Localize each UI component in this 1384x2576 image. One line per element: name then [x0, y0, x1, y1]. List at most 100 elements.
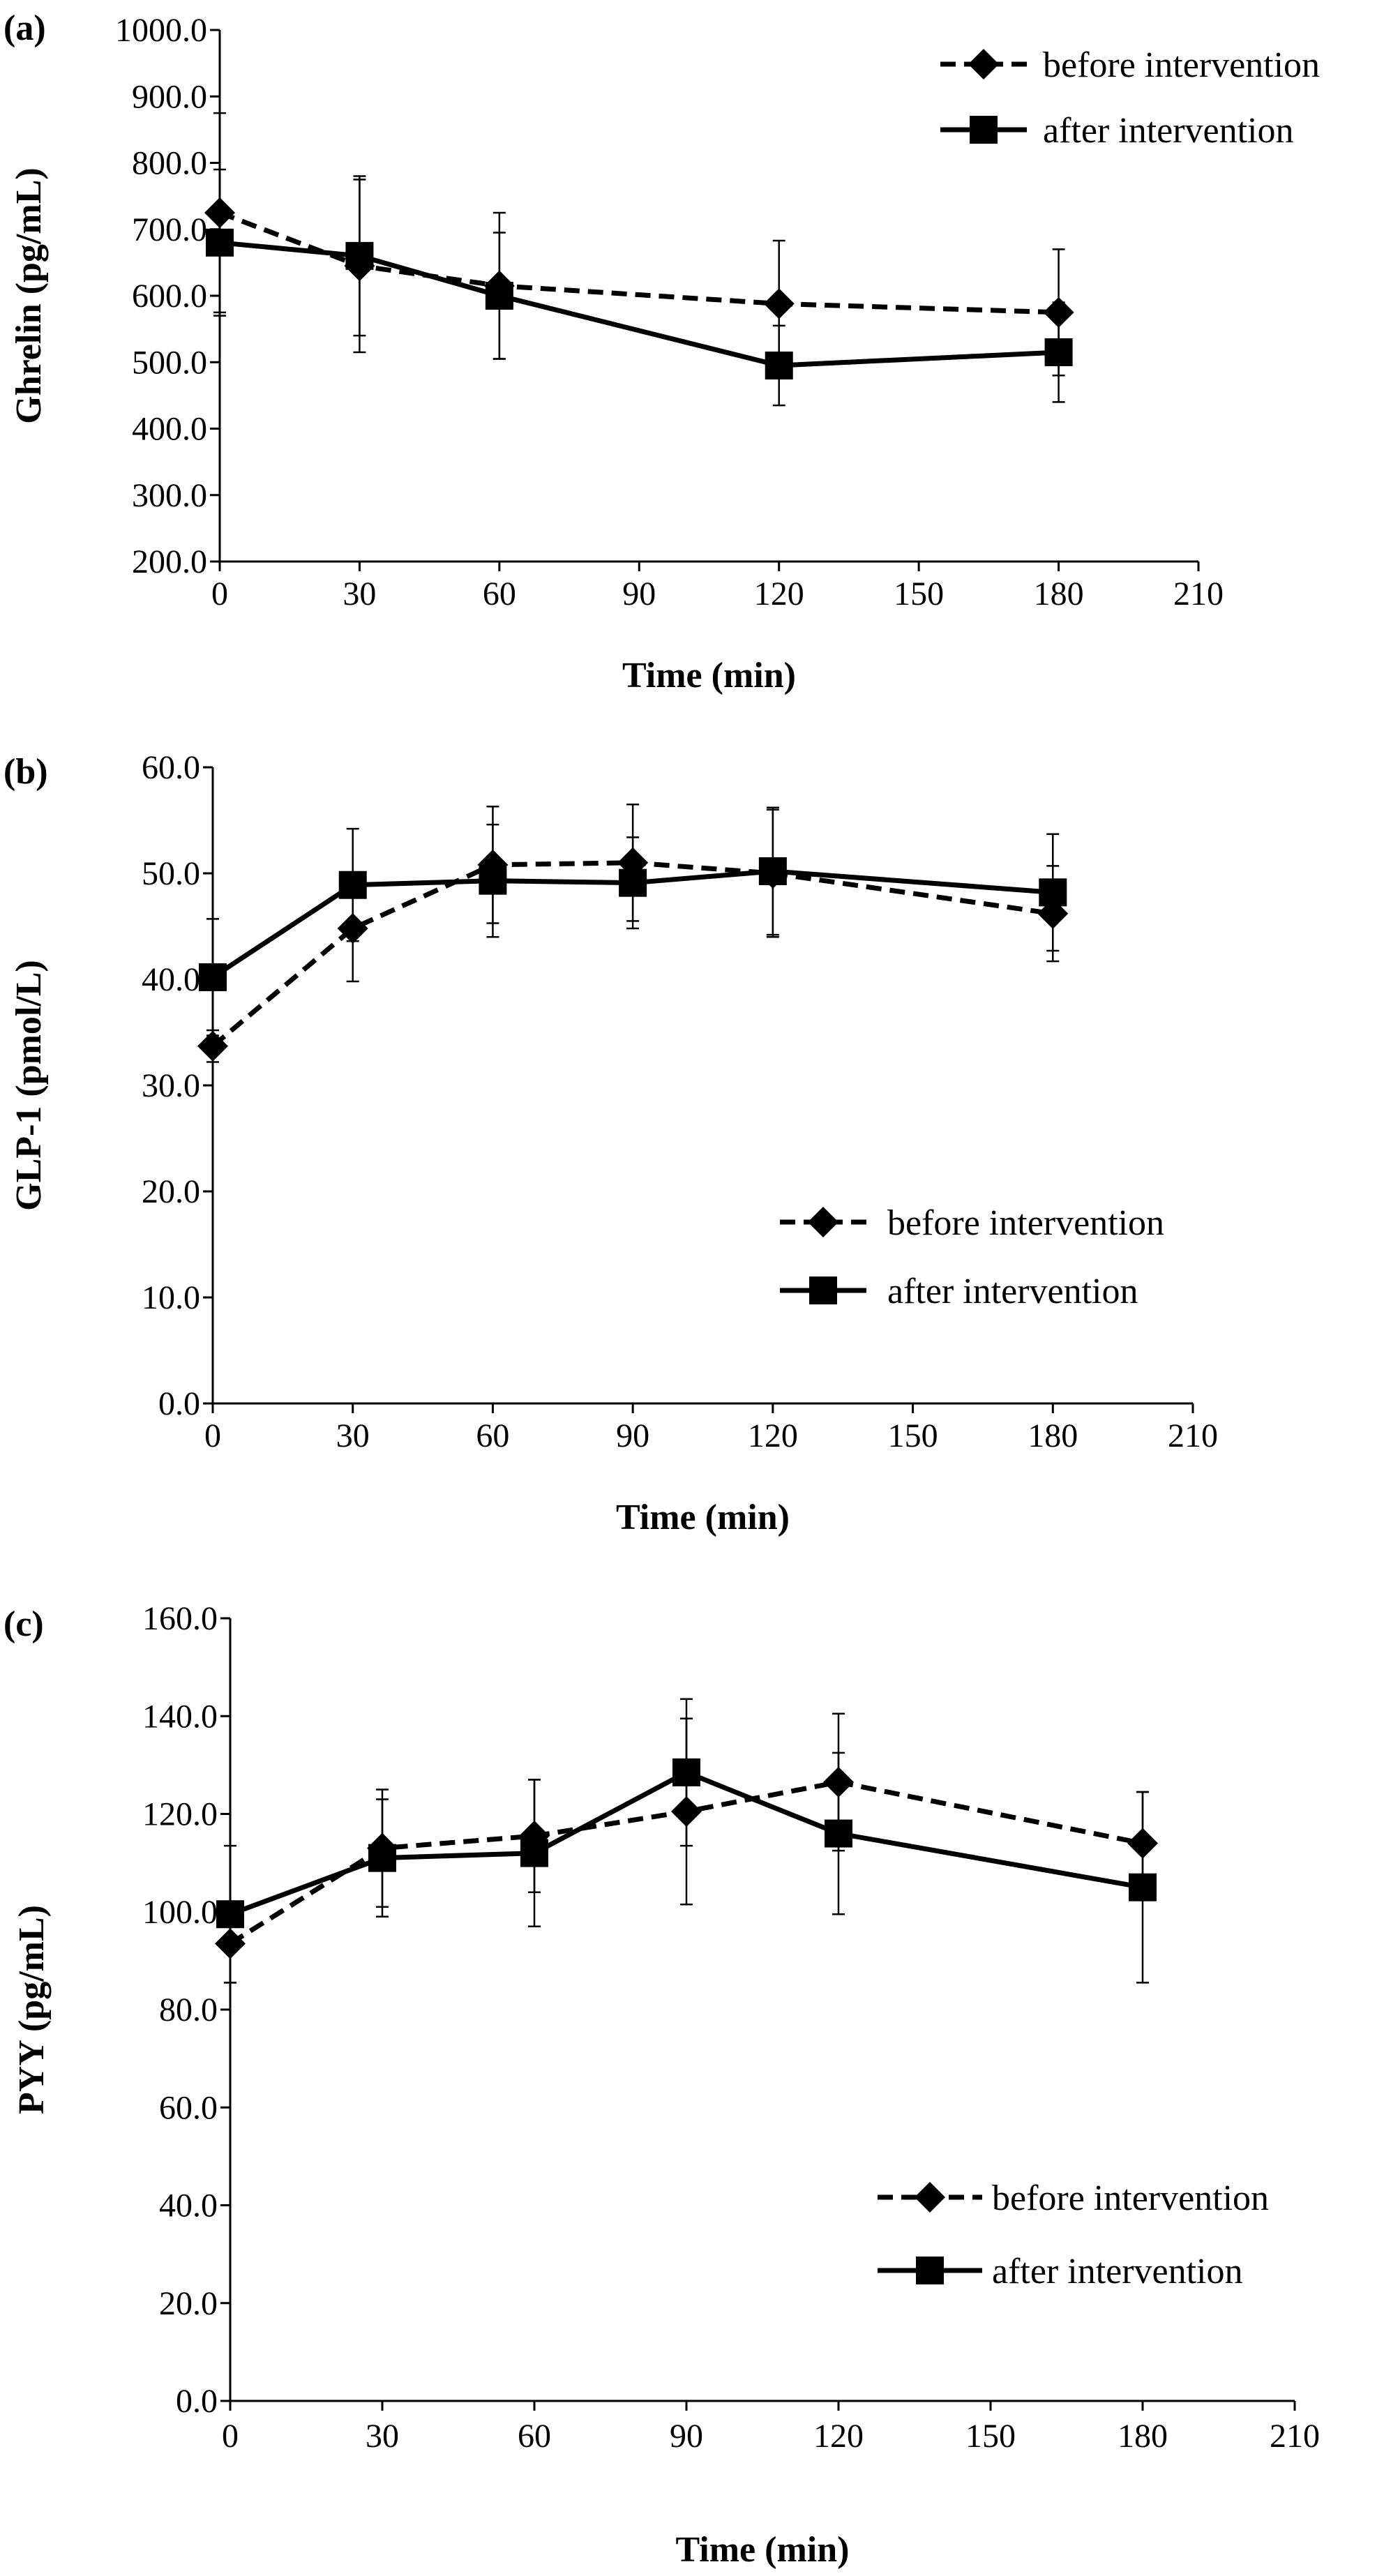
chart-panels: 200.0300.0400.0500.0600.0700.0800.0900.0…	[3, 8, 1320, 2570]
y-tick-label: 120.0	[142, 1796, 218, 1833]
x-tick-label: 210	[1173, 575, 1224, 612]
x-tick-label: 60	[483, 575, 516, 612]
y-tick-label: 140.0	[142, 1698, 218, 1735]
data-point-square	[345, 241, 374, 270]
series-line	[211, 860, 1053, 1048]
x-tick-label: 60	[518, 2418, 551, 2455]
y-axis-title: PYY (pg/mL)	[12, 1905, 52, 2114]
series-line	[211, 868, 1053, 979]
y-tick-label: 50.0	[142, 855, 200, 892]
series-line	[229, 1770, 1143, 1917]
x-tick-label: 60	[476, 1417, 509, 1454]
y-tick-label: 300.0	[132, 477, 207, 514]
y-tick-label: 0.0	[158, 1385, 200, 1422]
x-axis-title: Time (min)	[616, 1498, 790, 1537]
y-tick-label: 0.0	[176, 2383, 218, 2420]
x-tick-label: 0	[211, 575, 228, 612]
y-tick-label: 30.0	[142, 1067, 200, 1104]
legend: before intervention after intervention	[940, 45, 1320, 151]
data-point-square	[216, 1900, 244, 1929]
series-line	[229, 1779, 1143, 1946]
x-tick-label: 180	[1034, 575, 1084, 612]
data-point-square	[338, 871, 367, 899]
y-tick-label: 600.0	[132, 278, 207, 315]
x-axis-title: Time (min)	[622, 656, 796, 695]
data-point-square	[1044, 338, 1073, 366]
panel-label: (b)	[3, 752, 48, 792]
data-point-square	[206, 228, 234, 257]
data-point-square	[368, 1844, 396, 1872]
y-tick-label: 800.0	[132, 145, 207, 182]
chart-panel-1: 200.0 300.0 400.0 500.0 600.0 700.0 800.0 900.0…	[3, 8, 1320, 695]
series-after-intervention	[199, 806, 1067, 1037]
panel-label: (a)	[3, 8, 46, 48]
data-point-square	[765, 352, 793, 380]
y-tick-label: 60.0	[159, 2089, 218, 2126]
y-tick-label: 200.0	[132, 543, 207, 580]
y-tick-label: 100.0	[142, 1894, 218, 1931]
x-tick-label: 210	[1168, 1417, 1218, 1454]
x-tick-label: 180	[1028, 1417, 1078, 1454]
x-tick-label: 120	[748, 1417, 798, 1454]
x-tick-label: 180	[1118, 2418, 1168, 2455]
x-tick-label: 120	[754, 575, 804, 612]
x-tick-label: 150	[888, 1417, 938, 1454]
x-tick-label: 90	[670, 2418, 703, 2455]
legend-marker-square	[970, 116, 998, 144]
legend-label: before intervention	[1043, 45, 1320, 85]
legend-label: before intervention	[992, 2178, 1269, 2218]
x-tick-label: 30	[366, 2418, 399, 2455]
y-tick-label: 700.0	[132, 211, 207, 248]
legend-marker-square	[809, 1276, 837, 1304]
x-tick-label: 120	[813, 2418, 864, 2455]
y-tick-label: 80.0	[159, 1991, 218, 2028]
data-point-square	[1129, 1873, 1157, 1901]
series-after-intervention	[216, 1698, 1157, 1984]
legend-label: after intervention	[1043, 111, 1294, 151]
chart-panel-3: 0.0 20.0 40.0 60.0 80.0 100.0 120.0 140.0 160.0 0…	[3, 1600, 1320, 2570]
data-point-square	[1039, 878, 1067, 907]
x-tick-label: 90	[616, 1417, 649, 1454]
data-point-square	[672, 1758, 700, 1786]
y-tick-label: 60.0	[142, 749, 200, 786]
y-tick-label: 1000.0	[115, 12, 207, 49]
data-point-square	[479, 866, 507, 895]
data-point-diamond	[197, 1030, 228, 1062]
x-tick-label: 0	[204, 1417, 221, 1454]
y-tick-label: 40.0	[159, 2187, 218, 2224]
y-tick-label: 160.0	[142, 1600, 218, 1637]
y-tick-label: 500.0	[132, 344, 207, 381]
legend-marker-square	[916, 2257, 944, 2284]
legend-marker-diamond	[915, 2182, 945, 2213]
x-tick-label: 150	[965, 2418, 1016, 2455]
y-tick-label: 20.0	[159, 2285, 218, 2322]
series-after-intervention	[206, 168, 1073, 407]
panel-label: (c)	[3, 1604, 44, 1644]
y-axis-title: GLP-1 (pmol/L)	[9, 960, 49, 1211]
data-point-square	[825, 1819, 852, 1848]
y-tick-label: 20.0	[142, 1173, 200, 1210]
x-tick-label: 90	[622, 575, 656, 612]
data-point-diamond	[763, 288, 795, 319]
legend-marker-diamond	[808, 1207, 838, 1237]
y-axis-title: Ghrelin (pg/mL)	[9, 167, 49, 423]
y-tick-label: 900.0	[132, 78, 207, 115]
x-tick-label: 150	[894, 575, 944, 612]
data-point-square	[520, 1839, 548, 1867]
x-tick-label: 30	[343, 575, 376, 612]
x-tick-label: 210	[1270, 2418, 1320, 2455]
legend: before intervention after intervention	[878, 2178, 1269, 2291]
y-tick-label: 10.0	[142, 1279, 200, 1316]
chart-panel-2: 0.0 10.0 20.0 30.0 40.0 50.0 60.0 0 30 60 90 120 150…	[3, 749, 1218, 1537]
x-tick-label: 30	[336, 1417, 370, 1454]
y-tick-label: 40.0	[142, 961, 200, 998]
data-point-square	[485, 282, 513, 310]
legend: before intervention after intervention	[780, 1203, 1164, 1311]
data-point-square	[758, 857, 787, 885]
legend-marker-diamond	[968, 49, 999, 80]
data-point-square	[199, 963, 227, 991]
legend-label: after intervention	[992, 2252, 1243, 2291]
x-axis-title: Time (min)	[676, 2530, 850, 2570]
data-point-square	[619, 868, 647, 897]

***

▶ **Given task**
Put the record lines into a Markdown table, starting at the line that contains "8, 1320, 2570]" and ending at the line that contains "1905, 52, 2114]". Use the columns Row and Record line, number each row, and leave out any blank lines.

▶ **Solved problem**
| Row | Record line |
|---|---|
| 1 | chart-panels: 200.0300.0400.0500.0600.0700.0800.0900.0…	[3, 8, 1320, 2570] |
| 2 | y-tick-label: 120.0	[142, 1796, 218, 1833] |
| 3 | x-tick-label: 210	[1173, 575, 1224, 612] |
| 4 | x-tick-label: 60	[483, 575, 516, 612] |
| 5 | y-tick-label: 140.0	[142, 1698, 218, 1735] |
| 6 | data-point-square	[345, 241, 374, 270] |
| 7 | series-line	[211, 860, 1053, 1048] |
| 8 | x-tick-label: 60	[518, 2418, 551, 2455] |
| 9 | y-axis-title: PYY (pg/mL)	[12, 1905, 52, 2114] |